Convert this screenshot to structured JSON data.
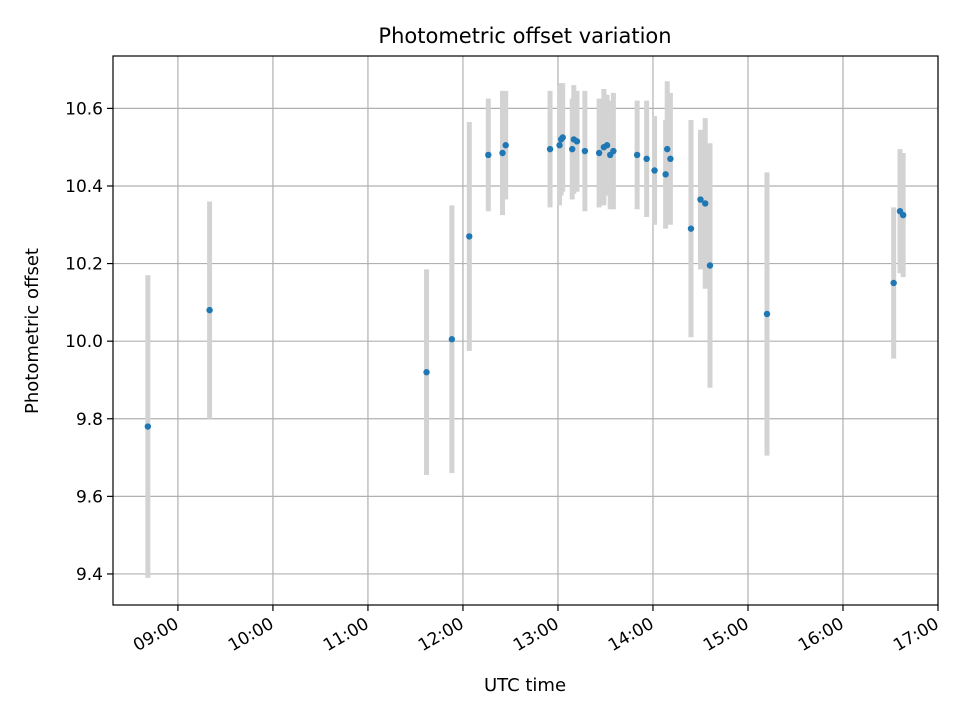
{
  "chart_data": {
    "type": "scatter",
    "title": "Photometric offset variation",
    "xlabel": "UTC time",
    "ylabel": "Photometric offset",
    "x_axis_kind": "time",
    "xlim": [
      "08:19",
      "17:00"
    ],
    "ylim": [
      9.32,
      10.735
    ],
    "x_ticks": [
      "09:00",
      "10:00",
      "11:00",
      "12:00",
      "13:00",
      "14:00",
      "15:00",
      "16:00",
      "17:00"
    ],
    "y_ticks": [
      "9.4",
      "9.6",
      "9.8",
      "10.0",
      "10.2",
      "10.4",
      "10.6"
    ],
    "grid": true,
    "point_color": "#1f77b4",
    "errorbar_color": "#d3d3d3",
    "series": [
      {
        "points": [
          {
            "time": "08:41",
            "y": 9.78,
            "err": 0.39
          },
          {
            "time": "09:20",
            "y": 10.08,
            "err": 0.28
          },
          {
            "time": "11:37",
            "y": 9.92,
            "err": 0.265
          },
          {
            "time": "11:53",
            "y": 10.005,
            "err": 0.345
          },
          {
            "time": "12:04",
            "y": 10.27,
            "err": 0.295
          },
          {
            "time": "12:16",
            "y": 10.48,
            "err": 0.145
          },
          {
            "time": "12:25",
            "y": 10.485,
            "err": 0.16
          },
          {
            "time": "12:27",
            "y": 10.505,
            "err": 0.14
          },
          {
            "time": "12:55",
            "y": 10.495,
            "err": 0.15
          },
          {
            "time": "13:01",
            "y": 10.505,
            "err": 0.155
          },
          {
            "time": "13:02",
            "y": 10.52,
            "err": 0.145
          },
          {
            "time": "13:03",
            "y": 10.525,
            "err": 0.14
          },
          {
            "time": "13:09",
            "y": 10.495,
            "err": 0.13
          },
          {
            "time": "13:10",
            "y": 10.52,
            "err": 0.14
          },
          {
            "time": "13:12",
            "y": 10.515,
            "err": 0.13
          },
          {
            "time": "13:17",
            "y": 10.49,
            "err": 0.155
          },
          {
            "time": "13:26",
            "y": 10.485,
            "err": 0.14
          },
          {
            "time": "13:29",
            "y": 10.5,
            "err": 0.15
          },
          {
            "time": "13:31",
            "y": 10.505,
            "err": 0.13
          },
          {
            "time": "13:33",
            "y": 10.48,
            "err": 0.14
          },
          {
            "time": "13:35",
            "y": 10.49,
            "err": 0.15
          },
          {
            "time": "13:50",
            "y": 10.48,
            "err": 0.14
          },
          {
            "time": "13:56",
            "y": 10.47,
            "err": 0.15
          },
          {
            "time": "14:01",
            "y": 10.44,
            "err": 0.14
          },
          {
            "time": "14:08",
            "y": 10.43,
            "err": 0.14
          },
          {
            "time": "14:09",
            "y": 10.495,
            "err": 0.175
          },
          {
            "time": "14:11",
            "y": 10.47,
            "err": 0.17
          },
          {
            "time": "14:24",
            "y": 10.29,
            "err": 0.28
          },
          {
            "time": "14:30",
            "y": 10.365,
            "err": 0.18
          },
          {
            "time": "14:33",
            "y": 10.355,
            "err": 0.22
          },
          {
            "time": "14:36",
            "y": 10.195,
            "err": 0.315
          },
          {
            "time": "15:12",
            "y": 10.07,
            "err": 0.365
          },
          {
            "time": "16:32",
            "y": 10.15,
            "err": 0.195
          },
          {
            "time": "16:36",
            "y": 10.335,
            "err": 0.16
          },
          {
            "time": "16:38",
            "y": 10.325,
            "err": 0.16
          }
        ]
      }
    ]
  }
}
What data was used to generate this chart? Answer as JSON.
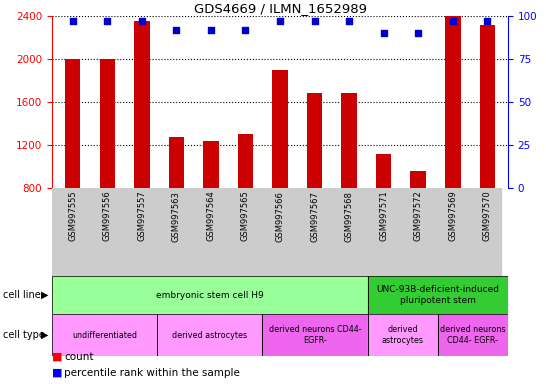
{
  "title": "GDS4669 / ILMN_1652989",
  "samples": [
    "GSM997555",
    "GSM997556",
    "GSM997557",
    "GSM997563",
    "GSM997564",
    "GSM997565",
    "GSM997566",
    "GSM997567",
    "GSM997568",
    "GSM997571",
    "GSM997572",
    "GSM997569",
    "GSM997570"
  ],
  "counts": [
    2000,
    2000,
    2350,
    1270,
    1240,
    1300,
    1900,
    1680,
    1680,
    1120,
    960,
    2400,
    2320
  ],
  "percentiles": [
    97,
    97,
    97,
    92,
    92,
    92,
    97,
    97,
    97,
    90,
    90,
    97,
    97
  ],
  "ylim_left": [
    800,
    2400
  ],
  "ylim_right": [
    0,
    100
  ],
  "yticks_left": [
    800,
    1200,
    1600,
    2000,
    2400
  ],
  "yticks_right": [
    0,
    25,
    50,
    75,
    100
  ],
  "bar_color": "#cc0000",
  "dot_color": "#0000cc",
  "cell_line_groups": [
    {
      "label": "embryonic stem cell H9",
      "start": 0,
      "end": 9,
      "color": "#99ff99"
    },
    {
      "label": "UNC-93B-deficient-induced\npluripotent stem",
      "start": 9,
      "end": 13,
      "color": "#33cc33"
    }
  ],
  "cell_type_groups": [
    {
      "label": "undifferentiated",
      "start": 0,
      "end": 3,
      "color": "#ff99ff"
    },
    {
      "label": "derived astrocytes",
      "start": 3,
      "end": 6,
      "color": "#ff99ff"
    },
    {
      "label": "derived neurons CD44-\nEGFR-",
      "start": 6,
      "end": 9,
      "color": "#ee66ee"
    },
    {
      "label": "derived\nastrocytes",
      "start": 9,
      "end": 11,
      "color": "#ff99ff"
    },
    {
      "label": "derived neurons\nCD44- EGFR-",
      "start": 11,
      "end": 13,
      "color": "#ee66ee"
    }
  ]
}
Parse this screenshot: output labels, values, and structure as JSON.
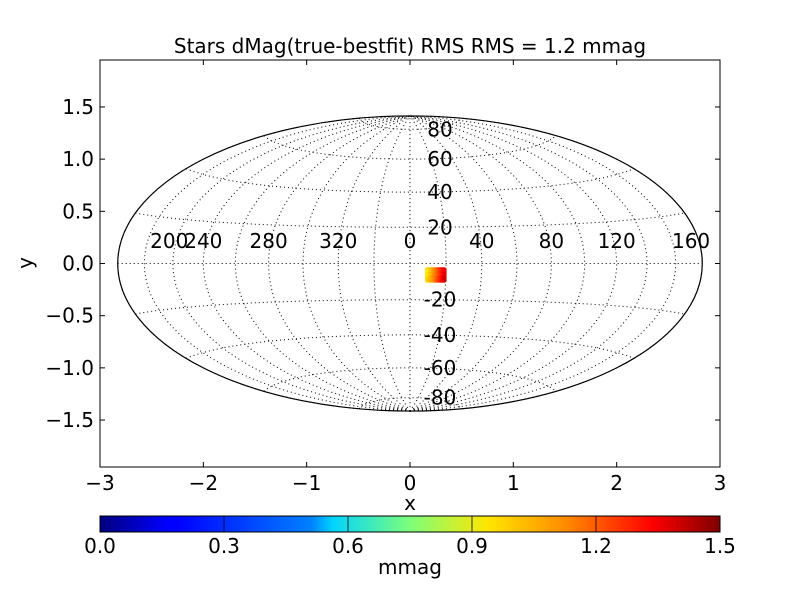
{
  "chart_data": {
    "type": "scatter",
    "title": "Stars dMag(true-bestfit)  RMS  RMS =  1.2 mmag",
    "xlabel": "x",
    "ylabel": "y",
    "xlim": [
      -3,
      3
    ],
    "ylim": [
      -1.95,
      1.95
    ],
    "xticks": [
      -3,
      -2,
      -1,
      0,
      1,
      2,
      3
    ],
    "yticks": [
      -1.5,
      -1.0,
      -0.5,
      0.0,
      0.5,
      1.0,
      1.5
    ],
    "xtick_labels": [
      "−3",
      "−2",
      "−1",
      "0",
      "1",
      "2",
      "3"
    ],
    "ytick_labels": [
      "−1.5",
      "−1.0",
      "−0.5",
      "0.0",
      "0.5",
      "1.0",
      "1.5"
    ],
    "projection": "hammer-aitoff",
    "grid": true,
    "longitude_labels": [
      {
        "lon": 200,
        "label": "200"
      },
      {
        "lon": 240,
        "label": "240"
      },
      {
        "lon": 280,
        "label": "280"
      },
      {
        "lon": 320,
        "label": "320"
      },
      {
        "lon": 0,
        "label": "0"
      },
      {
        "lon": 40,
        "label": "40"
      },
      {
        "lon": 80,
        "label": "80"
      },
      {
        "lon": 120,
        "label": "120"
      },
      {
        "lon": 160,
        "label": "160"
      }
    ],
    "latitude_labels": [
      {
        "lat": 80,
        "label": "80"
      },
      {
        "lat": 60,
        "label": "60"
      },
      {
        "lat": 40,
        "label": "40"
      },
      {
        "lat": 20,
        "label": "20"
      },
      {
        "lat": -20,
        "label": "-20"
      },
      {
        "lat": -40,
        "label": "-40"
      },
      {
        "lat": -60,
        "label": "-60"
      },
      {
        "lat": -80,
        "label": "-80"
      }
    ],
    "points": [
      {
        "x": 0.17,
        "y": -0.06,
        "v": 1.0
      },
      {
        "x": 0.19,
        "y": -0.06,
        "v": 1.02
      },
      {
        "x": 0.21,
        "y": -0.06,
        "v": 1.05
      },
      {
        "x": 0.23,
        "y": -0.06,
        "v": 1.1
      },
      {
        "x": 0.25,
        "y": -0.06,
        "v": 1.15
      },
      {
        "x": 0.27,
        "y": -0.06,
        "v": 1.2
      },
      {
        "x": 0.29,
        "y": -0.06,
        "v": 1.25
      },
      {
        "x": 0.31,
        "y": -0.06,
        "v": 1.3
      },
      {
        "x": 0.33,
        "y": -0.06,
        "v": 1.35
      },
      {
        "x": 0.17,
        "y": -0.08,
        "v": 0.95
      },
      {
        "x": 0.19,
        "y": -0.08,
        "v": 1.0
      },
      {
        "x": 0.21,
        "y": -0.08,
        "v": 1.03
      },
      {
        "x": 0.23,
        "y": -0.08,
        "v": 1.08
      },
      {
        "x": 0.25,
        "y": -0.08,
        "v": 1.12
      },
      {
        "x": 0.27,
        "y": -0.08,
        "v": 1.18
      },
      {
        "x": 0.29,
        "y": -0.08,
        "v": 1.22
      },
      {
        "x": 0.31,
        "y": -0.08,
        "v": 1.28
      },
      {
        "x": 0.33,
        "y": -0.08,
        "v": 1.33
      },
      {
        "x": 0.17,
        "y": -0.1,
        "v": 0.98
      },
      {
        "x": 0.19,
        "y": -0.1,
        "v": 1.01
      },
      {
        "x": 0.21,
        "y": -0.1,
        "v": 1.06
      },
      {
        "x": 0.23,
        "y": -0.1,
        "v": 1.09
      },
      {
        "x": 0.25,
        "y": -0.1,
        "v": 1.14
      },
      {
        "x": 0.27,
        "y": -0.1,
        "v": 1.19
      },
      {
        "x": 0.29,
        "y": -0.1,
        "v": 1.24
      },
      {
        "x": 0.31,
        "y": -0.1,
        "v": 1.29
      },
      {
        "x": 0.33,
        "y": -0.1,
        "v": 1.36
      },
      {
        "x": 0.17,
        "y": -0.12,
        "v": 0.96
      },
      {
        "x": 0.19,
        "y": -0.12,
        "v": 1.0
      },
      {
        "x": 0.21,
        "y": -0.12,
        "v": 1.04
      },
      {
        "x": 0.23,
        "y": -0.12,
        "v": 1.1
      },
      {
        "x": 0.25,
        "y": -0.12,
        "v": 1.13
      },
      {
        "x": 0.27,
        "y": -0.12,
        "v": 1.17
      },
      {
        "x": 0.29,
        "y": -0.12,
        "v": 1.23
      },
      {
        "x": 0.31,
        "y": -0.12,
        "v": 1.27
      },
      {
        "x": 0.33,
        "y": -0.12,
        "v": 1.34
      },
      {
        "x": 0.17,
        "y": -0.14,
        "v": 0.99
      },
      {
        "x": 0.19,
        "y": -0.14,
        "v": 1.02
      },
      {
        "x": 0.21,
        "y": -0.14,
        "v": 1.07
      },
      {
        "x": 0.23,
        "y": -0.14,
        "v": 1.11
      },
      {
        "x": 0.25,
        "y": -0.14,
        "v": 1.16
      },
      {
        "x": 0.27,
        "y": -0.14,
        "v": 1.2
      },
      {
        "x": 0.29,
        "y": -0.14,
        "v": 1.26
      },
      {
        "x": 0.31,
        "y": -0.14,
        "v": 1.31
      },
      {
        "x": 0.33,
        "y": -0.14,
        "v": 1.37
      },
      {
        "x": 0.17,
        "y": -0.16,
        "v": 1.0
      },
      {
        "x": 0.19,
        "y": -0.16,
        "v": 1.03
      },
      {
        "x": 0.21,
        "y": -0.16,
        "v": 1.05
      },
      {
        "x": 0.23,
        "y": -0.16,
        "v": 1.09
      },
      {
        "x": 0.25,
        "y": -0.16,
        "v": 1.15
      },
      {
        "x": 0.27,
        "y": -0.16,
        "v": 1.21
      },
      {
        "x": 0.29,
        "y": -0.16,
        "v": 1.25
      },
      {
        "x": 0.31,
        "y": -0.16,
        "v": 1.3
      },
      {
        "x": 0.33,
        "y": -0.16,
        "v": 1.38
      }
    ],
    "colorbar": {
      "label": "mmag",
      "colormap": "jet",
      "vmin": 0.0,
      "vmax": 1.5,
      "ticks": [
        0.0,
        0.3,
        0.6,
        0.9,
        1.2,
        1.5
      ],
      "tick_labels": [
        "0.0",
        "0.3",
        "0.6",
        "0.9",
        "1.2",
        "1.5"
      ],
      "orientation": "horizontal"
    }
  }
}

EXERCISE REQUIREMENTS
Show the lines from the data above that contain the string "Photometric".

WORKED SOLUTION
    "title": "Photometric offset variation",
    "ylabel": "Photometric offset",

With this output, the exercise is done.